# Start of RECORDS FOR THIS EXERCISE

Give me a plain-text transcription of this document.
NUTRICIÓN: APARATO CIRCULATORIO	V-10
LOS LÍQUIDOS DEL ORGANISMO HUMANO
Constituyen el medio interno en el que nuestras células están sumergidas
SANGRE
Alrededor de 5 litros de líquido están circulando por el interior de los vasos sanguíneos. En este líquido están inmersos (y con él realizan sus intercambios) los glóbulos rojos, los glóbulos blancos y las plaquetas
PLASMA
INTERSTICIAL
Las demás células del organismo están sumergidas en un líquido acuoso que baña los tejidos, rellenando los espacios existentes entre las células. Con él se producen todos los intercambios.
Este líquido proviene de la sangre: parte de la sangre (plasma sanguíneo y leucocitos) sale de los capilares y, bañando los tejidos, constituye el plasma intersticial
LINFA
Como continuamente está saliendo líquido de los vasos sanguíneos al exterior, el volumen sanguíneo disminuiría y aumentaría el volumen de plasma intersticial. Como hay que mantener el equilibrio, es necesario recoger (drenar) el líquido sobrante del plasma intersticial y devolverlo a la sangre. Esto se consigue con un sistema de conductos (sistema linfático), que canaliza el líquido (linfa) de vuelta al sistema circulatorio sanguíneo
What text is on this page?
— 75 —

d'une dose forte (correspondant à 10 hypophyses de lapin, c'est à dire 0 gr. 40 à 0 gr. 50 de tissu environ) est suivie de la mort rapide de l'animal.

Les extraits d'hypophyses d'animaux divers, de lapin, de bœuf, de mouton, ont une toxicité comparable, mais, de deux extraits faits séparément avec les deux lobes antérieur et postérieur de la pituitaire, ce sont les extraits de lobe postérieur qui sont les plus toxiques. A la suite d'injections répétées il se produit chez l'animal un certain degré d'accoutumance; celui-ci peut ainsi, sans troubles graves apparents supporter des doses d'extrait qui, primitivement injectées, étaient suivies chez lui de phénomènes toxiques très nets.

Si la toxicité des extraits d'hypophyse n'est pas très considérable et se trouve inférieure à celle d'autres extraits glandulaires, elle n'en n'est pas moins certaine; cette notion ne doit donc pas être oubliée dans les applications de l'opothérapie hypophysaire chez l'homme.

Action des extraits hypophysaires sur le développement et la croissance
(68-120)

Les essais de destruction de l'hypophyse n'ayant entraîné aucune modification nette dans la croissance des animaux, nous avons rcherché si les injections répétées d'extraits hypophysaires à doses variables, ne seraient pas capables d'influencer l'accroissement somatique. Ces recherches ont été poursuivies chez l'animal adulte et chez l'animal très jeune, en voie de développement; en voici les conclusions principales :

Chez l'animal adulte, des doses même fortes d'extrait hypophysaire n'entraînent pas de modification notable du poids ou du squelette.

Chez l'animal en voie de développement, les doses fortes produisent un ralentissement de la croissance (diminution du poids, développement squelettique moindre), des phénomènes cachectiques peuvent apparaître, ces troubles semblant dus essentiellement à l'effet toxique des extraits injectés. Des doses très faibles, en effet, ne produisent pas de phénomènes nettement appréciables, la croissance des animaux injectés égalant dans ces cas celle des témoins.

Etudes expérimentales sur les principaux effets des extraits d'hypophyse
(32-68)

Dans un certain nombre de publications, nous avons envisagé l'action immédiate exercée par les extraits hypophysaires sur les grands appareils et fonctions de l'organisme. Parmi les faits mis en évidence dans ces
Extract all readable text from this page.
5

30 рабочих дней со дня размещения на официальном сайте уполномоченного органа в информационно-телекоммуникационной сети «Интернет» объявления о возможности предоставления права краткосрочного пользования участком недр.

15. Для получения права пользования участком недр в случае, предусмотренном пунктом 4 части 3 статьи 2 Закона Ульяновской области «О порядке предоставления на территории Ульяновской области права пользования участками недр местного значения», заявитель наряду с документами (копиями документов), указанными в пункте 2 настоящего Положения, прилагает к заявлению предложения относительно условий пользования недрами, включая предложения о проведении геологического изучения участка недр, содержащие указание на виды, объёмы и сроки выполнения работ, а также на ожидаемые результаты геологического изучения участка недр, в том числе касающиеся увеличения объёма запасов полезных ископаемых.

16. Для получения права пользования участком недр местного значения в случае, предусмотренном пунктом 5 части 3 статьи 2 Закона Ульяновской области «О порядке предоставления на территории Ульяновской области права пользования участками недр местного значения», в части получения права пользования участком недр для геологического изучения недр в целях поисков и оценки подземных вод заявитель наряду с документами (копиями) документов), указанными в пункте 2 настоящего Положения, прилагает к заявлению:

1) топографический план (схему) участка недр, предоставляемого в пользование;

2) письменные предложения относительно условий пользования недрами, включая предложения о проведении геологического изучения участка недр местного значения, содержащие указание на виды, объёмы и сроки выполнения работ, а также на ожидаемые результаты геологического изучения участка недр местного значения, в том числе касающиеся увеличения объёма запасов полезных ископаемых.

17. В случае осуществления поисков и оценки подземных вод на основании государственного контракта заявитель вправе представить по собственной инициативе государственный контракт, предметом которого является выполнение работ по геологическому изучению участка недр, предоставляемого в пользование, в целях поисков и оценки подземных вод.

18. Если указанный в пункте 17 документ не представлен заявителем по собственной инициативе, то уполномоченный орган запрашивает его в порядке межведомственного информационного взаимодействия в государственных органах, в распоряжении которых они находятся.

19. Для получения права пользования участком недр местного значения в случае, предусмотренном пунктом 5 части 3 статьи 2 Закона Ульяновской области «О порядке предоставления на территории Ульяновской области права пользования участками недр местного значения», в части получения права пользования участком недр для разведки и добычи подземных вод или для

# End of RECORDS FOR THIS EXERCISE

From the data above, copy each line that has the string "células".

Constituyen el medio interno en el que nuestras células están sumergidas
Las demás células del organismo están sumergidas en un líquido acuoso que baña los tejidos, rellenando los espacios existentes entre las células. Con él se producen todos los intercambios.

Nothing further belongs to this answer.